__Task to complete__: Write out each line that follows exactly as it stands, without the pictures.

(Extracted data entries)
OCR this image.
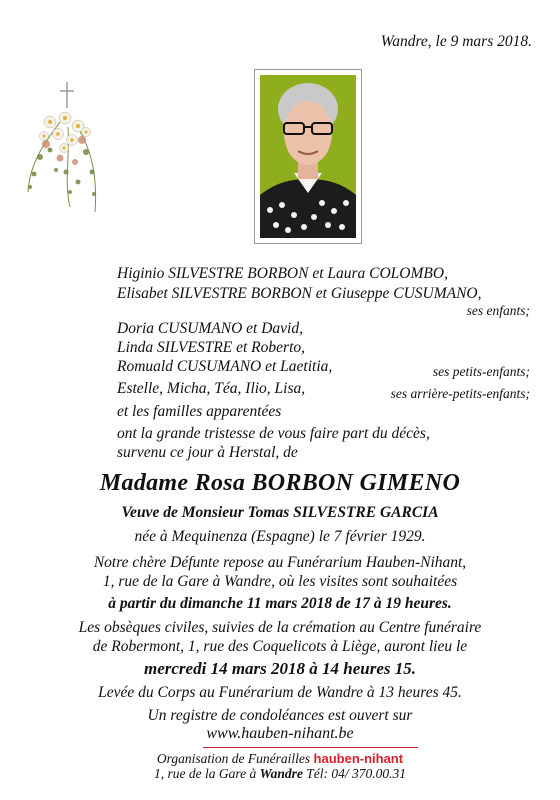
Wandre, le 9 mars 2018.
Higinio SILVESTRE BORBON et Laura COLOMBO,
Elisabet SILVESTRE BORBON et Giuseppe CUSUMANO,
ses enfants;
Doria CUSUMANO et David,
Linda SILVESTRE et Roberto,
Romuald CUSUMANO et Laetitia,	ses petits-enfants;
Estelle, Micha, Téa, Ilio, Lisa,	ses arrière-petits-enfants;
et les familles apparentées
ont la grande tristesse de vous faire part du décès,
survenu ce jour à Herstal, de
Madame Rosa BORBON GIMENO
Veuve de Monsieur Tomas SILVESTRE GARCIA
née à Mequinenza (Espagne) le 7 février 1929.
Notre chère Défunte repose au Funérarium Hauben-Nihant,
1, rue de la Gare à Wandre, où les visites sont souhaitées
à partir du dimanche 11 mars 2018 de 17 à 19 heures.
Les obsèques civiles, suivies de la crémation au Centre funéraire
de Robermont, 1, rue des Coquelicots à Liège, auront lieu le
mercredi 14 mars 2018 à 14 heures 15.
Levée du Corps au Funérarium de Wandre à 13 heures 45.
Un registre de condoléances est ouvert sur
www.hauben-nihant.be
Organisation de Funérailles hauben-nihant
1, rue de la Gare à Wandre Tél: 04/ 370.00.31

__Finished answer__:
OCR this image.
Wandre, le 9 mars 2018.
Higinio SILVESTRE BORBON et Laura COLOMBO,
Elisabet SILVESTRE BORBON et Giuseppe CUSUMANO,
ses enfants;
Doria CUSUMANO et David,
Linda SILVESTRE et Roberto,
Romuald CUSUMANO et Laetitia,	ses petits-enfants;
Estelle, Micha, Téa, Ilio, Lisa,	ses arrière-petits-enfants;
et les familles apparentées
ont la grande tristesse de vous faire part du décès,
survenu ce jour à Herstal, de
Madame Rosa BORBON GIMENO
Veuve de Monsieur Tomas SILVESTRE GARCIA
née à Mequinenza (Espagne) le 7 février 1929.
Notre chère Défunte repose au Funérarium Hauben-Nihant,
1, rue de la Gare à Wandre, où les visites sont souhaitées
à partir du dimanche 11 mars 2018 de 17 à 19 heures.
Les obsèques civiles, suivies de la crémation au Centre funéraire
de Robermont, 1, rue des Coquelicots à Liège, auront lieu le
mercredi 14 mars 2018 à 14 heures 15.
Levée du Corps au Funérarium de Wandre à 13 heures 45.
Un registre de condoléances est ouvert sur
www.hauben-nihant.be
Organisation de Funérailles hauben-nihant
1, rue de la Gare à Wandre Tél: 04/ 370.00.31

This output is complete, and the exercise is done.